- **The request**: Pick out all lines of the entries that include the word "茂名晚报讯" and copy them.

[Stored records]
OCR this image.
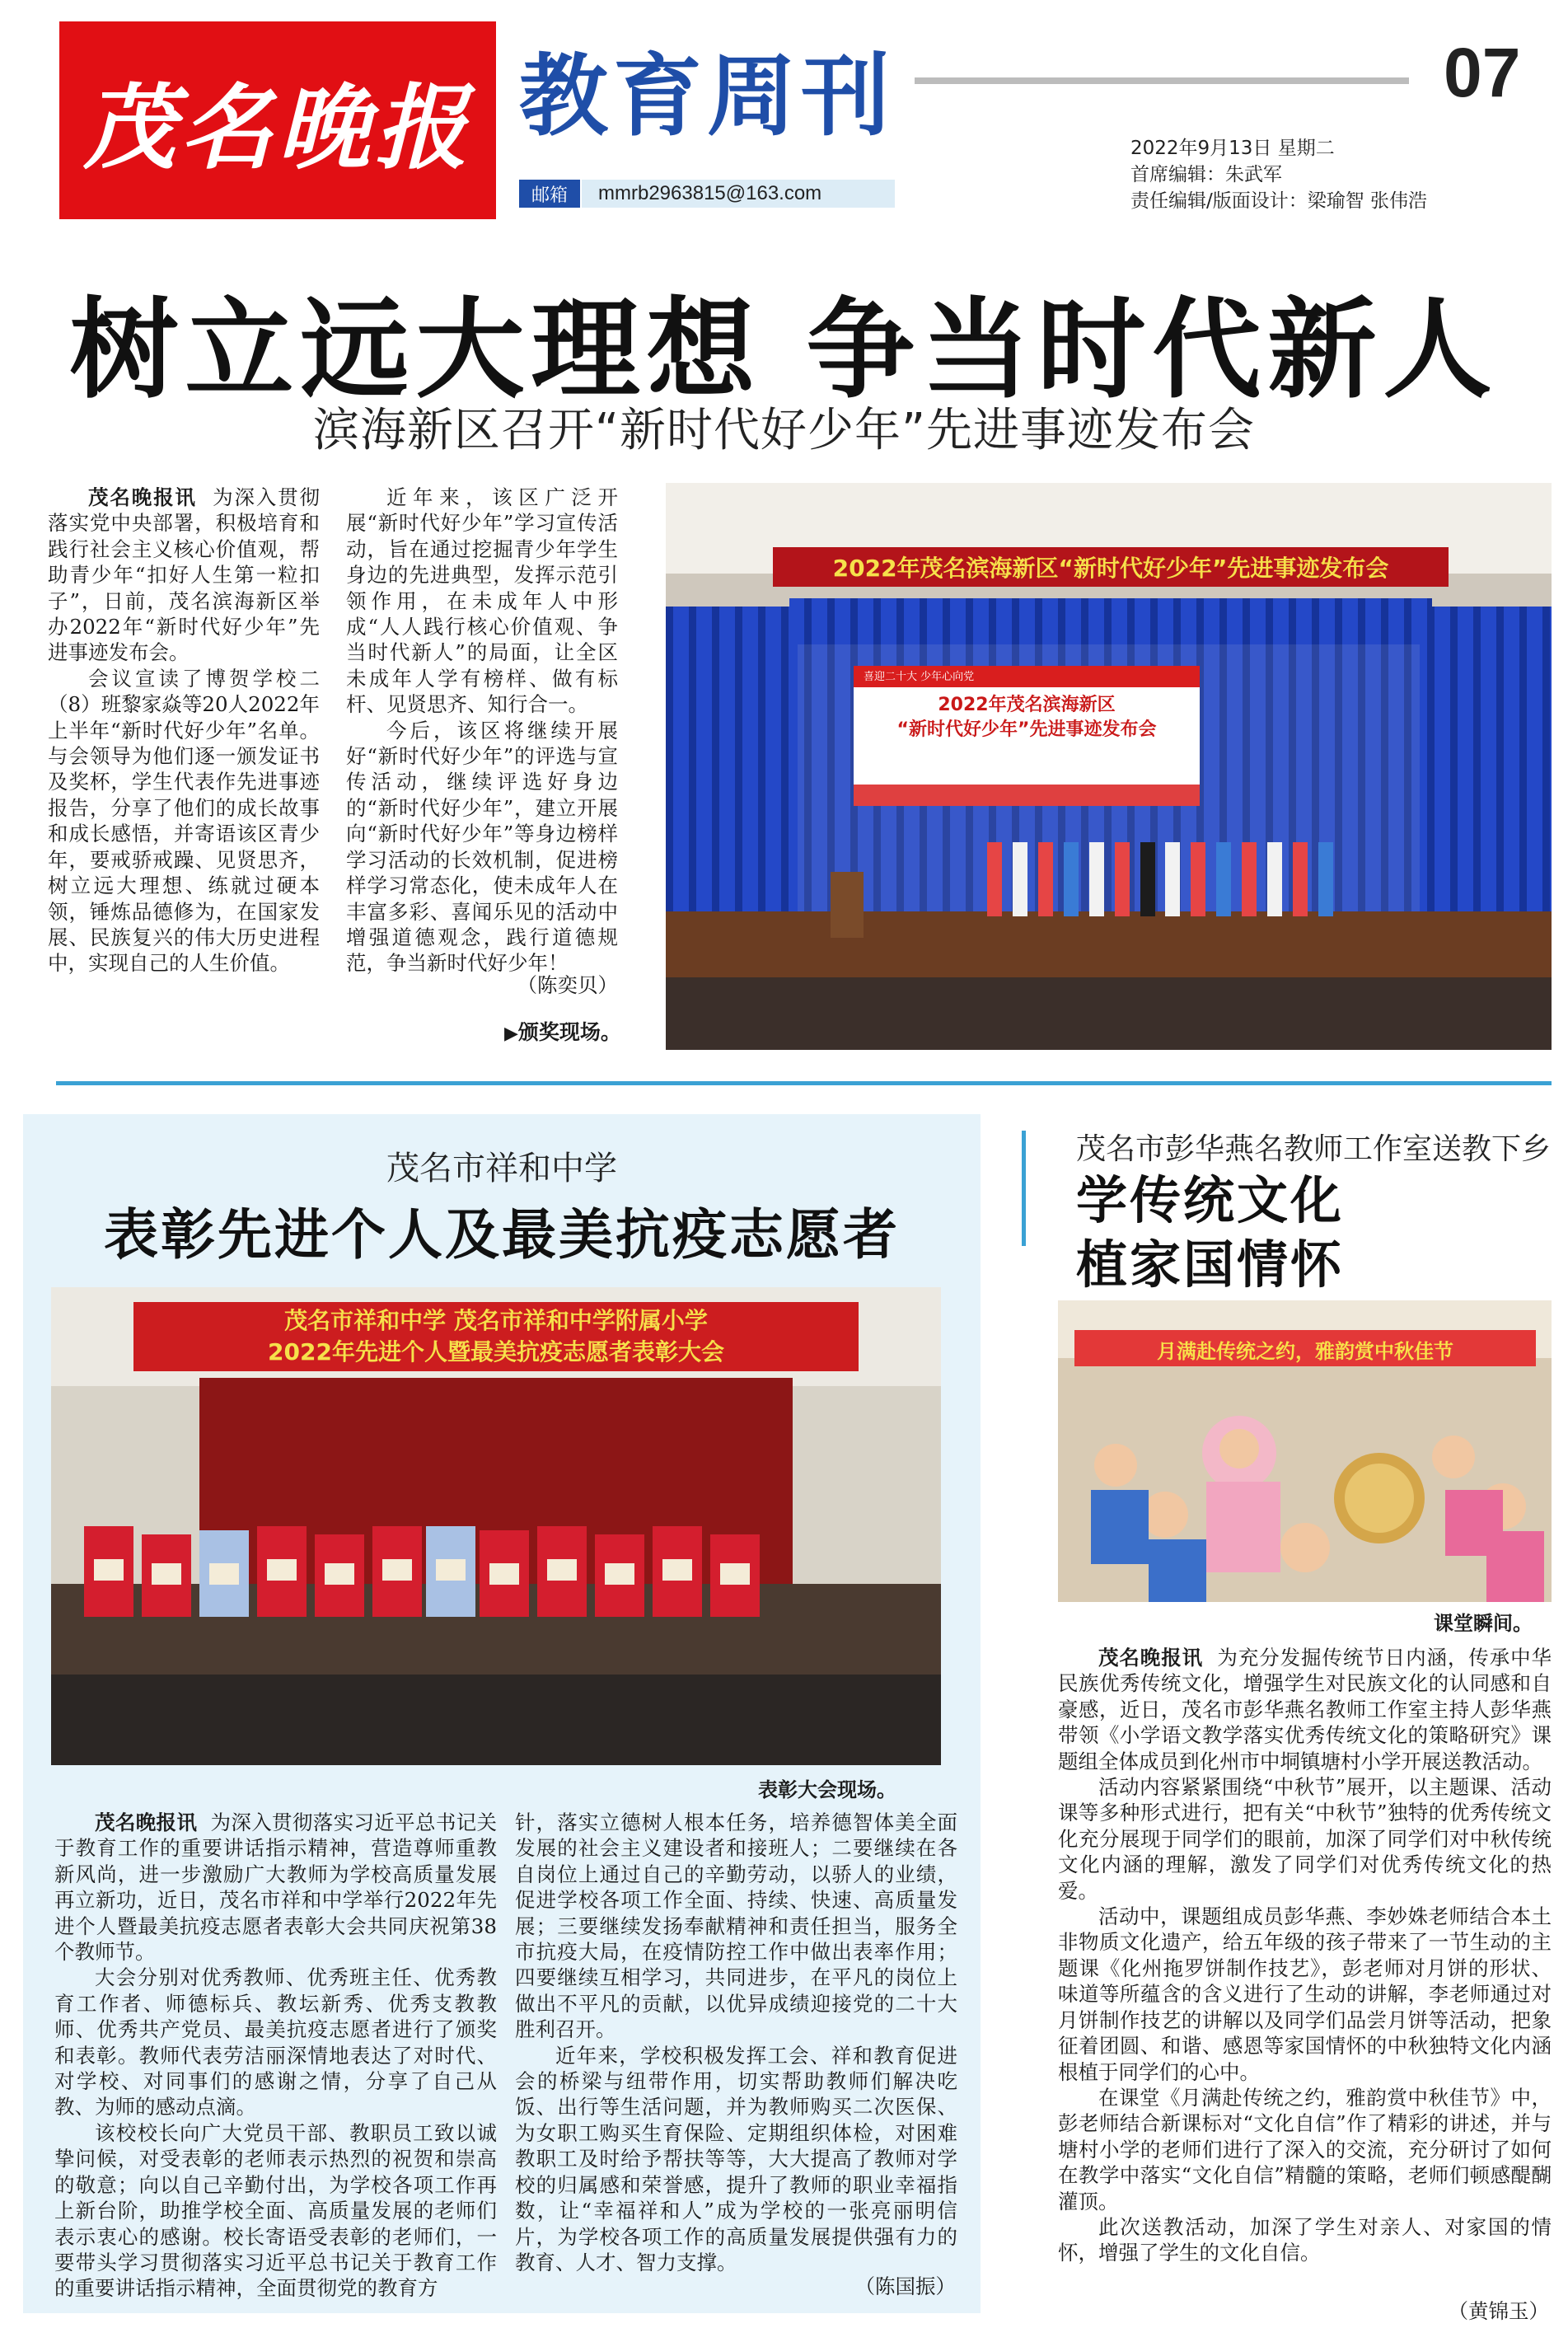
茂名晚报 教育周刊	07
邮箱	mmrb2963815@163.com
2022年9月13日 星期二
首席编辑：朱武军
责任编辑/版面设计：梁瑜智 张伟浩
树立远大理想 争当时代新人
滨海新区召开“新时代好少年”先进事迹发布会

茂名晚报讯 为深入贯彻落实党中央部署，积极培育和践行社会主义核心价值观，帮助青少年“扣好人生第一粒扣子”，日前，茂名滨海新区举办2022年“新时代好少年”先进事迹发布会。

会议宣读了博贺学校二（8）班黎家焱等20人2022年上半年“新时代好少年”名单。与会领导为他们逐一颁发证书及奖杯，学生代表作先进事迹报告，分享了他们的成长故事和成长感悟，并寄语该区青少年，要戒骄戒躁、见贤思齐，树立远大理想、练就过硬本领，锤炼品德修为，在国家发展、民族复兴的伟大历史进程中，实现自己的人生价值。

近年来，该区广泛开展“新时代好少年”学习宣传活动，旨在通过挖掘青少年学生身边的先进典型，发挥示范引领作用，在未成年人中形成“人人践行核心价值观、争当时代新人”的局面，让全区未成年人学有榜样、做有标杆、见贤思齐、知行合一。

今后，该区将继续开展好“新时代好少年”的评选与宣传活动，继续评选好身边的“新时代好少年”，建立开展向“新时代好少年”等身边榜样学习活动的长效机制，促进榜样学习常态化，使未成年人在丰富多彩、喜闻乐见的活动中增强道德观念，践行道德规范，争当新时代好少年！

（陈奕贝）
▶颁奖现场。
2022年茂名滨海新区“新时代好少年”先进事迹发布会
喜迎二十大 少年心向党
2022年茂名滨海新区
“新时代好少年”先进事迹发布会
茂名市祥和中学
表彰先进个人及最美抗疫志愿者
茂名市祥和中学 茂名市祥和中学附属小学
2022年先进个人暨最美抗疫志愿者表彰大会
表彰大会现场。

茂名晚报讯 为深入贯彻落实习近平总书记关于教育工作的重要讲话指示精神，营造尊师重教新风尚，进一步激励广大教师为学校高质量发展再立新功，近日，茂名市祥和中学举行2022年先进个人暨最美抗疫志愿者表彰大会共同庆祝第38个教师节。

大会分别对优秀教师、优秀班主任、优秀教育工作者、师德标兵、教坛新秀、优秀支教教师、优秀共产党员、最美抗疫志愿者进行了颁奖和表彰。教师代表劳洁丽深情地表达了对时代、对学校、对同事们的感谢之情，分享了自己从教、为师的感动点滴。

该校校长向广大党员干部、教职员工致以诚挚问候，对受表彰的老师表示热烈的祝贺和崇高的敬意；向以自己辛勤付出，为学校各项工作再上新台阶，助推学校全面、高质量发展的老师们表示衷心的感谢。校长寄语受表彰的老师们，一要带头学习贯彻落实习近平总书记关于教育工作的重要讲话指示精神，全面贯彻党的教育方

针，落实立德树人根本任务，培养德智体美全面发展的社会主义建设者和接班人；二要继续在各自岗位上通过自己的辛勤劳动，以骄人的业绩，促进学校各项工作全面、持续、快速、高质量发展；三要继续发扬奉献精神和责任担当，服务全市抗疫大局，在疫情防控工作中做出表率作用；四要继续互相学习，共同进步，在平凡的岗位上做出不平凡的贡献，以优异成绩迎接党的二十大胜利召开。

近年来，学校积极发挥工会、祥和教育促进会的桥梁与纽带作用，切实帮助教师们解决吃饭、出行等生活问题，并为教师购买二次医保、为女职工购买生育保险、定期组织体检，对困难教职工及时给予帮扶等等，大大提高了教师对学校的归属感和荣誉感，提升了教师的职业幸福指数，让“幸福祥和人”成为学校的一张亮丽明信片，为学校各项工作的高质量发展提供强有力的教育、人才、智力支撑。

（陈国振）
茂名市彭华燕名教师工作室送教下乡
学传统文化
植家国情怀
月满赴传统之约，雅韵赏中秋佳节
课堂瞬间。

茂名晚报讯 为充分发掘传统节日内涵，传承中华民族优秀传统文化，增强学生对民族文化的认同感和自豪感，近日，茂名市彭华燕名教师工作室主持人彭华燕带领《小学语文教学落实优秀传统文化的策略研究》课题组全体成员到化州市中垌镇塘村小学开展送教活动。

活动内容紧紧围绕“中秋节”展开，以主题课、活动课等多种形式进行，把有关“中秋节”独特的优秀传统文化充分展现于同学们的眼前，加深了同学们对中秋传统文化内涵的理解，激发了同学们对优秀传统文化的热爱。

活动中，课题组成员彭华燕、李妙姝老师结合本土非物质文化遗产，给五年级的孩子带来了一节生动的主题课《化州拖罗饼制作技艺》，彭老师对月饼的形状、味道等所蕴含的含义进行了生动的讲解，李老师通过对月饼制作技艺的讲解以及同学们品尝月饼等活动，把象征着团圆、和谐、感恩等家国情怀的中秋独特文化内涵根植于同学们的心中。

在课堂《月满赴传统之约，雅韵赏中秋佳节》中，彭老师结合新课标对“文化自信”作了精彩的讲述，并与塘村小学的老师们进行了深入的交流，充分研讨了如何在教学中落实“文化自信”精髓的策略，老师们顿感醍醐灌顶。

此次送教活动，加深了学生对亲人、对家国的情怀，增强了学生的文化自信。

（黄锦玉）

- **Written solution**:
茂名晚报讯 为深入贯彻落实党中央部署，积极培育和践行社会主义核心价值观，帮助青少年“扣好人生第一粒扣子”，日前，茂名滨海新区举办2022年“新时代好少年”先进事迹发布会。
茂名晚报讯 为深入贯彻落实习近平总书记关于教育工作的重要讲话指示精神，营造尊师重教新风尚，进一步激励广大教师为学校高质量发展再立新功，近日，茂名市祥和中学举行2022年先进个人暨最美抗疫志愿者表彰大会共同庆祝第38个教师节。
茂名晚报讯 为充分发掘传统节日内涵，传承中华民族优秀传统文化，增强学生对民族文化的认同感和自豪感，近日，茂名市彭华燕名教师工作室主持人彭华燕带领《小学语文教学落实优秀传统文化的策略研究》课题组全体成员到化州市中垌镇塘村小学开展送教活动。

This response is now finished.